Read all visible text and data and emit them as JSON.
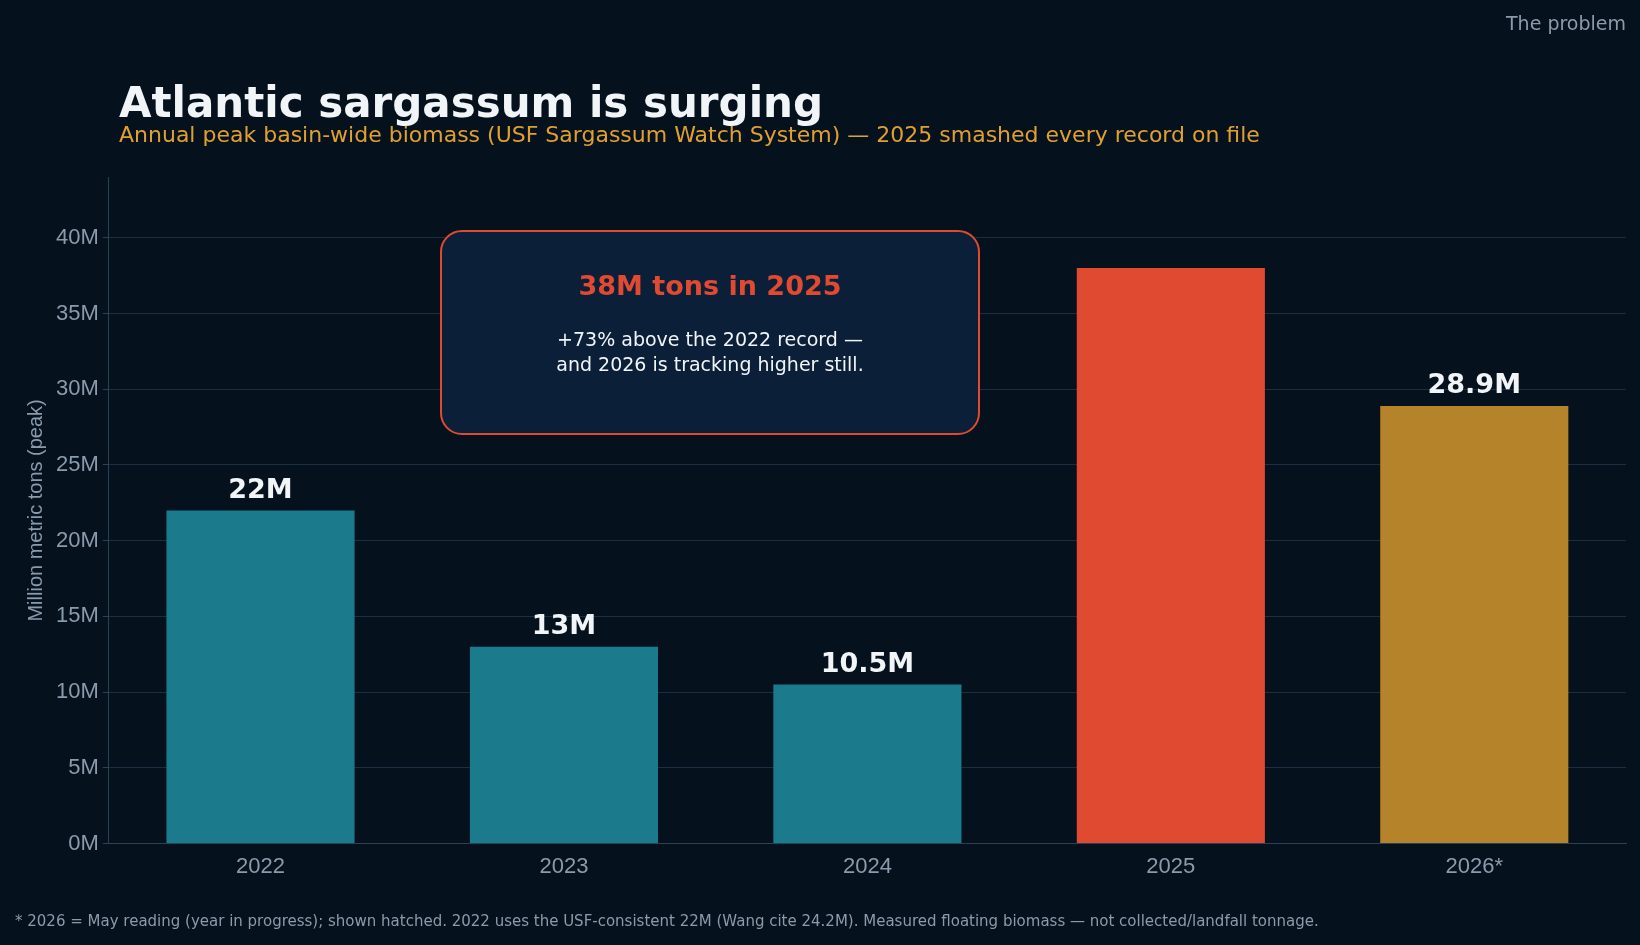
{
  "chart_data": {
    "type": "bar",
    "title": "Atlantic sargassum is surging",
    "subtitle": "Annual peak basin-wide biomass (USF Sargassum Watch System) — 2025 smashed every record on file",
    "ylabel": "Million metric tons (peak)",
    "categories": [
      "2022",
      "2023",
      "2024",
      "2025",
      "2026*"
    ],
    "values": [
      22,
      13,
      10.5,
      38,
      28.9
    ],
    "colors": [
      "#1b7b8c",
      "#1b7b8c",
      "#1b7b8c",
      "#e04a30",
      "#b5832a"
    ],
    "value_labels": [
      "22M",
      "13M",
      "10.5M",
      null,
      "28.9M"
    ],
    "ylim": [
      0,
      44
    ],
    "yticks": [
      {
        "value": 0,
        "label": "0M"
      },
      {
        "value": 5,
        "label": "5M"
      },
      {
        "value": 10,
        "label": "10M"
      },
      {
        "value": 15,
        "label": "15M"
      },
      {
        "value": 20,
        "label": "20M"
      },
      {
        "value": 25,
        "label": "25M"
      },
      {
        "value": 30,
        "label": "30M"
      },
      {
        "value": 35,
        "label": "35M"
      },
      {
        "value": 40,
        "label": "40M"
      }
    ],
    "grid": "y",
    "legend": false,
    "annotations": [
      "The problem",
      "38M tons in 2025",
      "+73% above the 2022 record — and 2026 is tracking higher still.",
      "* 2026 = May reading (year in progress); shown hatched. 2022 uses the USF-consistent 22M (Wang cite 24.2M). Measured floating biomass — not collected/landfall tonnage."
    ]
  }
}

*****

**BRIEF**.
Images in the data above are to be skipped. Retype all other material exactly.

**TASK RESPONSE**.
Read all visible text and data and emit them as JSON.
{
  "chart_data": {
    "type": "bar",
    "title": "Atlantic sargassum is surging",
    "subtitle": "Annual peak basin-wide biomass (USF Sargassum Watch System) — 2025 smashed every record on file",
    "ylabel": "Million metric tons (peak)",
    "categories": [
      "2022",
      "2023",
      "2024",
      "2025",
      "2026*"
    ],
    "values": [
      22,
      13,
      10.5,
      38,
      28.9
    ],
    "colors": [
      "#1b7b8c",
      "#1b7b8c",
      "#1b7b8c",
      "#e04a30",
      "#b5832a"
    ],
    "value_labels": [
      "22M",
      "13M",
      "10.5M",
      null,
      "28.9M"
    ],
    "ylim": [
      0,
      44
    ],
    "yticks": [
      {
        "value": 0,
        "label": "0M"
      },
      {
        "value": 5,
        "label": "5M"
      },
      {
        "value": 10,
        "label": "10M"
      },
      {
        "value": 15,
        "label": "15M"
      },
      {
        "value": 20,
        "label": "20M"
      },
      {
        "value": 25,
        "label": "25M"
      },
      {
        "value": 30,
        "label": "30M"
      },
      {
        "value": 35,
        "label": "35M"
      },
      {
        "value": 40,
        "label": "40M"
      }
    ],
    "grid": "y",
    "legend": false,
    "annotations": [
      "The problem",
      "38M tons in 2025",
      "+73% above the 2022 record — and 2026 is tracking higher still.",
      "* 2026 = May reading (year in progress); shown hatched. 2022 uses the USF-consistent 22M (Wang cite 24.2M). Measured floating biomass — not collected/landfall tonnage."
    ]
  }
}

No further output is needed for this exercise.